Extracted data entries
## BEGIN
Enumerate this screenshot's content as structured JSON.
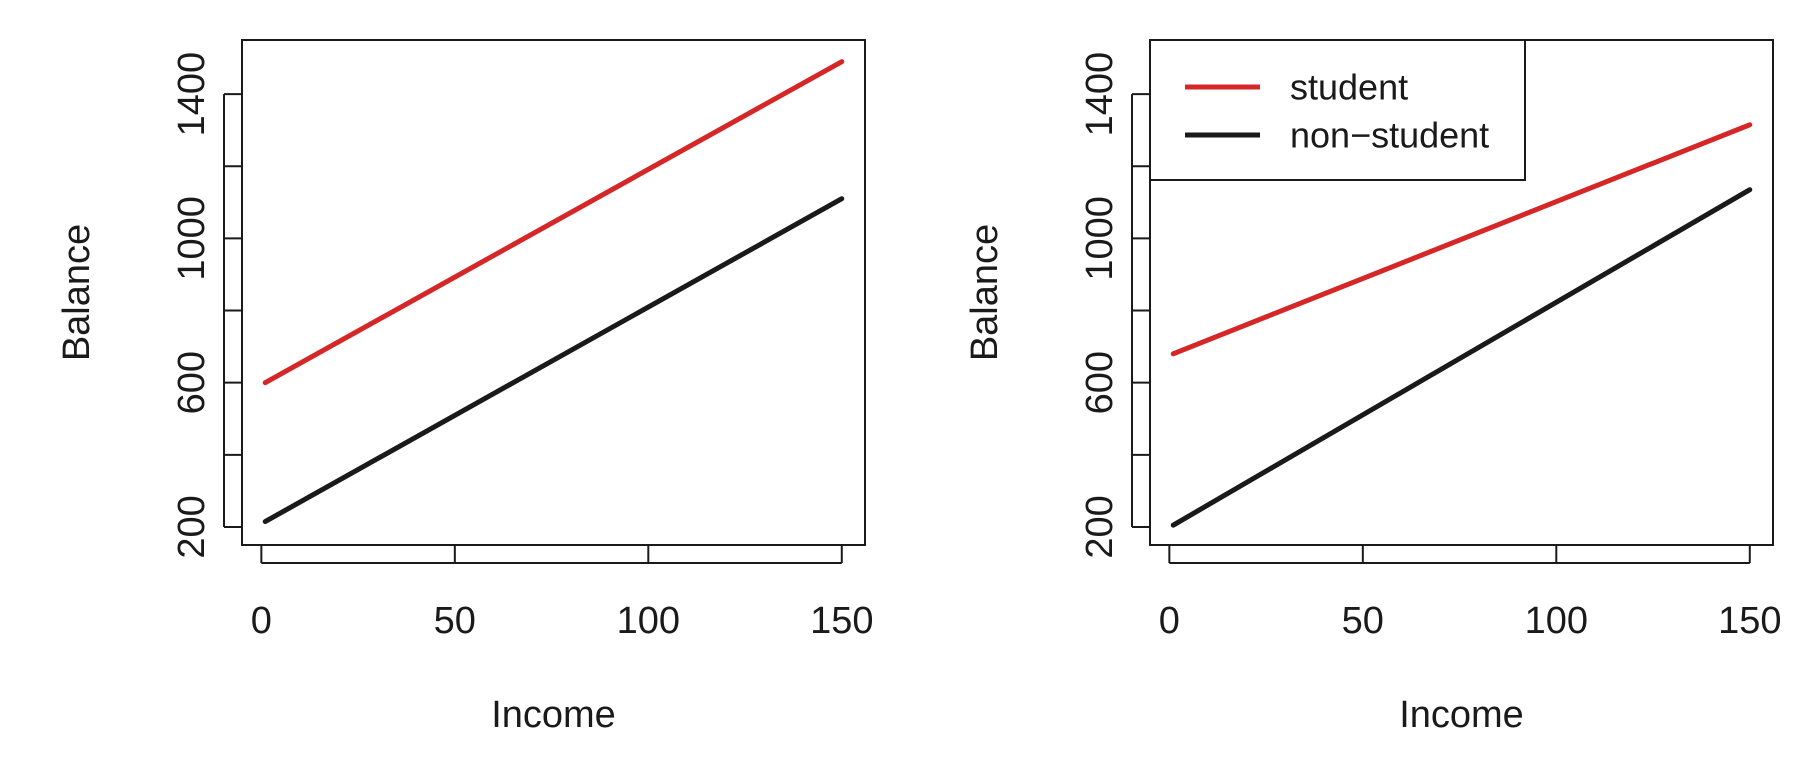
{
  "chart_data": [
    {
      "type": "line",
      "xlabel": "Income",
      "ylabel": "Balance",
      "xlim": [
        -5,
        156
      ],
      "ylim": [
        150,
        1550
      ],
      "xticks": [
        0,
        50,
        100,
        150
      ],
      "xtick_labels": [
        "0",
        "50",
        "100",
        "150"
      ],
      "yticks": [
        200,
        400,
        600,
        800,
        1000,
        1200,
        1400
      ],
      "ytick_labels": [
        "200",
        "",
        "600",
        "",
        "1000",
        "",
        "1400"
      ],
      "grid": false,
      "legend": null,
      "series": [
        {
          "key": "student",
          "color": "#d62728",
          "x": [
            1,
            150
          ],
          "y": [
            600,
            1490
          ]
        },
        {
          "key": "non-student",
          "color": "#1a1a1a",
          "x": [
            1,
            150
          ],
          "y": [
            215,
            1110
          ]
        }
      ]
    },
    {
      "type": "line",
      "xlabel": "Income",
      "ylabel": "Balance",
      "xlim": [
        -5,
        156
      ],
      "ylim": [
        150,
        1550
      ],
      "xticks": [
        0,
        50,
        100,
        150
      ],
      "xtick_labels": [
        "0",
        "50",
        "100",
        "150"
      ],
      "yticks": [
        200,
        400,
        600,
        800,
        1000,
        1200,
        1400
      ],
      "ytick_labels": [
        "200",
        "",
        "600",
        "",
        "1000",
        "",
        "1400"
      ],
      "grid": false,
      "legend": {
        "placement": "top-left",
        "entries": [
          {
            "label": "student",
            "color": "#d62728"
          },
          {
            "label": "non−student",
            "color": "#1a1a1a"
          }
        ]
      },
      "series": [
        {
          "key": "student",
          "color": "#d62728",
          "x": [
            1,
            150
          ],
          "y": [
            680,
            1315
          ]
        },
        {
          "key": "non-student",
          "color": "#1a1a1a",
          "x": [
            1,
            150
          ],
          "y": [
            205,
            1135
          ]
        }
      ]
    }
  ]
}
## END
Task prompt: Copy out all the data exactly; skip the pictures.

Reply to the exercise:
Enumerate this screenshot's content as structured JSON.
{
  "chart_data": [
    {
      "type": "line",
      "xlabel": "Income",
      "ylabel": "Balance",
      "xlim": [
        -5,
        156
      ],
      "ylim": [
        150,
        1550
      ],
      "xticks": [
        0,
        50,
        100,
        150
      ],
      "xtick_labels": [
        "0",
        "50",
        "100",
        "150"
      ],
      "yticks": [
        200,
        400,
        600,
        800,
        1000,
        1200,
        1400
      ],
      "ytick_labels": [
        "200",
        "",
        "600",
        "",
        "1000",
        "",
        "1400"
      ],
      "grid": false,
      "legend": null,
      "series": [
        {
          "key": "student",
          "color": "#d62728",
          "x": [
            1,
            150
          ],
          "y": [
            600,
            1490
          ]
        },
        {
          "key": "non-student",
          "color": "#1a1a1a",
          "x": [
            1,
            150
          ],
          "y": [
            215,
            1110
          ]
        }
      ]
    },
    {
      "type": "line",
      "xlabel": "Income",
      "ylabel": "Balance",
      "xlim": [
        -5,
        156
      ],
      "ylim": [
        150,
        1550
      ],
      "xticks": [
        0,
        50,
        100,
        150
      ],
      "xtick_labels": [
        "0",
        "50",
        "100",
        "150"
      ],
      "yticks": [
        200,
        400,
        600,
        800,
        1000,
        1200,
        1400
      ],
      "ytick_labels": [
        "200",
        "",
        "600",
        "",
        "1000",
        "",
        "1400"
      ],
      "grid": false,
      "legend": {
        "placement": "top-left",
        "entries": [
          {
            "label": "student",
            "color": "#d62728"
          },
          {
            "label": "non−student",
            "color": "#1a1a1a"
          }
        ]
      },
      "series": [
        {
          "key": "student",
          "color": "#d62728",
          "x": [
            1,
            150
          ],
          "y": [
            680,
            1315
          ]
        },
        {
          "key": "non-student",
          "color": "#1a1a1a",
          "x": [
            1,
            150
          ],
          "y": [
            205,
            1135
          ]
        }
      ]
    }
  ]
}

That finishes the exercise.